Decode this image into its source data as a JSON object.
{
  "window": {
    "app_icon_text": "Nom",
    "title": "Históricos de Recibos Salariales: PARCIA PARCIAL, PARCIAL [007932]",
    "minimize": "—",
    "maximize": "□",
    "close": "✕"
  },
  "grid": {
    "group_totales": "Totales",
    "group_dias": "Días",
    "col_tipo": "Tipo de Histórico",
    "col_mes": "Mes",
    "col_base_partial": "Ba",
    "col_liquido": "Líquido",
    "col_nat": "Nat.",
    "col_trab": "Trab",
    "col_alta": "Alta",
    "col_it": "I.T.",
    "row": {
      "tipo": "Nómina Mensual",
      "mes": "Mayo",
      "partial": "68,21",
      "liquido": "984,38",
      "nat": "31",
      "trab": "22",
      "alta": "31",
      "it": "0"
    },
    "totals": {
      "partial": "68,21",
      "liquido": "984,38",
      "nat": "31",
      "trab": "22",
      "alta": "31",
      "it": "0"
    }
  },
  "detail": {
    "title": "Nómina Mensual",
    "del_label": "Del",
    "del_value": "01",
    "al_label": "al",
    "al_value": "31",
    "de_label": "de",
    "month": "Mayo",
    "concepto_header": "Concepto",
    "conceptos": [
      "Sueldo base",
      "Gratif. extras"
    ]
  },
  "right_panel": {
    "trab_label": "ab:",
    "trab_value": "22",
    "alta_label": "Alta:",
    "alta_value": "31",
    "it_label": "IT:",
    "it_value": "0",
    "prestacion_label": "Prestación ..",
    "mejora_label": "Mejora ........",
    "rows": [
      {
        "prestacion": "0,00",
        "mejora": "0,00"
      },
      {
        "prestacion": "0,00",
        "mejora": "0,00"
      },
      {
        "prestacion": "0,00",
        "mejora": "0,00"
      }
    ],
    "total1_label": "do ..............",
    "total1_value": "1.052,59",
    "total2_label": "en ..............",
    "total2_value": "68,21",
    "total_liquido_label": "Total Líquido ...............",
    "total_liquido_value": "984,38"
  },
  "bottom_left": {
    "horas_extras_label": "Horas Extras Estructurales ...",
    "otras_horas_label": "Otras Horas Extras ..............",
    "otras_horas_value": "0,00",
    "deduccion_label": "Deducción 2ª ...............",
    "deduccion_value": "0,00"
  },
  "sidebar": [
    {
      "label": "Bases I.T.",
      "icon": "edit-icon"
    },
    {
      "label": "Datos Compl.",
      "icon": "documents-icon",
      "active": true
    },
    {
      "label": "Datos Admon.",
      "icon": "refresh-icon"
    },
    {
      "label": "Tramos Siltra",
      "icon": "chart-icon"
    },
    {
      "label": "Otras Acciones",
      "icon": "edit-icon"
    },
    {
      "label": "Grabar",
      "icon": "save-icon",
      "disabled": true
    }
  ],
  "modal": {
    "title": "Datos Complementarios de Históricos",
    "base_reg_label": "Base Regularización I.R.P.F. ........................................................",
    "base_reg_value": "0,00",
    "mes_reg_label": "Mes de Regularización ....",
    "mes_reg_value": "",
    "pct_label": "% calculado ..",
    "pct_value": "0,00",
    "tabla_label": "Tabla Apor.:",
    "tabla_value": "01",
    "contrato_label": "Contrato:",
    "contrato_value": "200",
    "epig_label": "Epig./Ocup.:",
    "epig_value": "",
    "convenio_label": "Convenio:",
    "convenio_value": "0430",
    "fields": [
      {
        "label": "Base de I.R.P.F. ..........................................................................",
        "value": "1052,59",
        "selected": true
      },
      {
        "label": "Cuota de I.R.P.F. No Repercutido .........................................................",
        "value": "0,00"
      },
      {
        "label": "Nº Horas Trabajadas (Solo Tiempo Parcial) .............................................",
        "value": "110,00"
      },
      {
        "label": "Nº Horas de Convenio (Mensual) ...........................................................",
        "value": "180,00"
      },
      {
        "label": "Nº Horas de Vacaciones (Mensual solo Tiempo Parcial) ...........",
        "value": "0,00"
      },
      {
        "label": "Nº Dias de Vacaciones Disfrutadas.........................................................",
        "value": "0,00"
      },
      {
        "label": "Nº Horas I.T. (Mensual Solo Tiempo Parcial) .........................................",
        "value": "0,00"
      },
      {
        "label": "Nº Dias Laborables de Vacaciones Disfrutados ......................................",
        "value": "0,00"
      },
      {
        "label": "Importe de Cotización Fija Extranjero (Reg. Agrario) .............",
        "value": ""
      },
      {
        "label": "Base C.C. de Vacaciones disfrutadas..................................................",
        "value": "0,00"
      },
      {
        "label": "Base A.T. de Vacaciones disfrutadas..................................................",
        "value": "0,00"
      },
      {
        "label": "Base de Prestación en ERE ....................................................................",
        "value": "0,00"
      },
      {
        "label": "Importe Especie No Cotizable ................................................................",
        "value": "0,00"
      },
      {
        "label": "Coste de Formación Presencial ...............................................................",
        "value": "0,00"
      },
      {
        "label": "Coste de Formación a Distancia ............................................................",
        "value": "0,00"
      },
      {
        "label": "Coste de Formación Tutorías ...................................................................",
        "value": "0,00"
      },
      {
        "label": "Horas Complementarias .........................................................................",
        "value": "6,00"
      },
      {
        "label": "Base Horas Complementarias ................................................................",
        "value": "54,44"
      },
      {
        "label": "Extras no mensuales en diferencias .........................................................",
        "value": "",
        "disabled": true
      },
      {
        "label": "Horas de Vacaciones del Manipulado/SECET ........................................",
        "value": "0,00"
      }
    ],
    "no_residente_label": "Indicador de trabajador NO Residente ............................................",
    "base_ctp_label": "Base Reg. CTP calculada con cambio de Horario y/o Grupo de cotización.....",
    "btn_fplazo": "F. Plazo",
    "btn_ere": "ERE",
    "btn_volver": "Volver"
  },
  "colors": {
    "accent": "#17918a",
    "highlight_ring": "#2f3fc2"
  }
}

Task:
Extract the complete set of records unchanged.

Output:
Decode this image into its source data as a JSON object.
{
  "window": {
    "app_icon_text": "Nom",
    "title": "Históricos de Recibos Salariales: PARCIA PARCIAL, PARCIAL [007932]",
    "minimize": "—",
    "maximize": "□",
    "close": "✕"
  },
  "grid": {
    "group_totales": "Totales",
    "group_dias": "Días",
    "col_tipo": "Tipo de Histórico",
    "col_mes": "Mes",
    "col_base_partial": "Ba",
    "col_liquido": "Líquido",
    "col_nat": "Nat.",
    "col_trab": "Trab",
    "col_alta": "Alta",
    "col_it": "I.T.",
    "row": {
      "tipo": "Nómina Mensual",
      "mes": "Mayo",
      "partial": "68,21",
      "liquido": "984,38",
      "nat": "31",
      "trab": "22",
      "alta": "31",
      "it": "0"
    },
    "totals": {
      "partial": "68,21",
      "liquido": "984,38",
      "nat": "31",
      "trab": "22",
      "alta": "31",
      "it": "0"
    }
  },
  "detail": {
    "title": "Nómina Mensual",
    "del_label": "Del",
    "del_value": "01",
    "al_label": "al",
    "al_value": "31",
    "de_label": "de",
    "month": "Mayo",
    "concepto_header": "Concepto",
    "conceptos": [
      "Sueldo base",
      "Gratif. extras"
    ]
  },
  "right_panel": {
    "trab_label": "ab:",
    "trab_value": "22",
    "alta_label": "Alta:",
    "alta_value": "31",
    "it_label": "IT:",
    "it_value": "0",
    "prestacion_label": "Prestación ..",
    "mejora_label": "Mejora ........",
    "rows": [
      {
        "prestacion": "0,00",
        "mejora": "0,00"
      },
      {
        "prestacion": "0,00",
        "mejora": "0,00"
      },
      {
        "prestacion": "0,00",
        "mejora": "0,00"
      }
    ],
    "total1_label": "do ..............",
    "total1_value": "1.052,59",
    "total2_label": "en ..............",
    "total2_value": "68,21",
    "total_liquido_label": "Total Líquido ...............",
    "total_liquido_value": "984,38"
  },
  "bottom_left": {
    "horas_extras_label": "Horas Extras Estructurales ...",
    "otras_horas_label": "Otras Horas Extras ..............",
    "otras_horas_value": "0,00",
    "deduccion_label": "Deducción 2ª ...............",
    "deduccion_value": "0,00"
  },
  "sidebar": [
    {
      "label": "Bases I.T.",
      "icon": "edit-icon"
    },
    {
      "label": "Datos Compl.",
      "icon": "documents-icon",
      "active": true
    },
    {
      "label": "Datos Admon.",
      "icon": "refresh-icon"
    },
    {
      "label": "Tramos Siltra",
      "icon": "chart-icon"
    },
    {
      "label": "Otras Acciones",
      "icon": "edit-icon"
    },
    {
      "label": "Grabar",
      "icon": "save-icon",
      "disabled": true
    }
  ],
  "modal": {
    "title": "Datos Complementarios de Históricos",
    "base_reg_label": "Base Regularización I.R.P.F. ........................................................",
    "base_reg_value": "0,00",
    "mes_reg_label": "Mes de Regularización ....",
    "mes_reg_value": "",
    "pct_label": "% calculado ..",
    "pct_value": "0,00",
    "tabla_label": "Tabla Apor.:",
    "tabla_value": "01",
    "contrato_label": "Contrato:",
    "contrato_value": "200",
    "epig_label": "Epig./Ocup.:",
    "epig_value": "",
    "convenio_label": "Convenio:",
    "convenio_value": "0430",
    "fields": [
      {
        "label": "Base de I.R.P.F. ..........................................................................",
        "value": "1052,59",
        "selected": true
      },
      {
        "label": "Cuota de I.R.P.F. No Repercutido .........................................................",
        "value": "0,00"
      },
      {
        "label": "Nº Horas Trabajadas (Solo Tiempo Parcial) .............................................",
        "value": "110,00"
      },
      {
        "label": "Nº Horas de Convenio (Mensual) ...........................................................",
        "value": "180,00"
      },
      {
        "label": "Nº Horas de Vacaciones (Mensual solo Tiempo Parcial) ...........",
        "value": "0,00"
      },
      {
        "label": "Nº Dias de Vacaciones Disfrutadas.........................................................",
        "value": "0,00"
      },
      {
        "label": "Nº Horas I.T. (Mensual Solo Tiempo Parcial) .........................................",
        "value": "0,00"
      },
      {
        "label": "Nº Dias Laborables de Vacaciones Disfrutados ......................................",
        "value": "0,00"
      },
      {
        "label": "Importe de Cotización Fija Extranjero (Reg. Agrario) .............",
        "value": ""
      },
      {
        "label": "Base C.C. de Vacaciones disfrutadas..................................................",
        "value": "0,00"
      },
      {
        "label": "Base A.T. de Vacaciones disfrutadas..................................................",
        "value": "0,00"
      },
      {
        "label": "Base de Prestación en ERE ....................................................................",
        "value": "0,00"
      },
      {
        "label": "Importe Especie No Cotizable ................................................................",
        "value": "0,00"
      },
      {
        "label": "Coste de Formación Presencial ...............................................................",
        "value": "0,00"
      },
      {
        "label": "Coste de Formación a Distancia ............................................................",
        "value": "0,00"
      },
      {
        "label": "Coste de Formación Tutorías ...................................................................",
        "value": "0,00"
      },
      {
        "label": "Horas Complementarias .........................................................................",
        "value": "6,00"
      },
      {
        "label": "Base Horas Complementarias ................................................................",
        "value": "54,44"
      },
      {
        "label": "Extras no mensuales en diferencias .........................................................",
        "value": "",
        "disabled": true
      },
      {
        "label": "Horas de Vacaciones del Manipulado/SECET ........................................",
        "value": "0,00"
      }
    ],
    "no_residente_label": "Indicador de trabajador NO Residente ............................................",
    "base_ctp_label": "Base Reg. CTP calculada con cambio de Horario y/o Grupo de cotización.....",
    "btn_fplazo": "F. Plazo",
    "btn_ere": "ERE",
    "btn_volver": "Volver"
  },
  "colors": {
    "accent": "#17918a",
    "highlight_ring": "#2f3fc2"
  }
}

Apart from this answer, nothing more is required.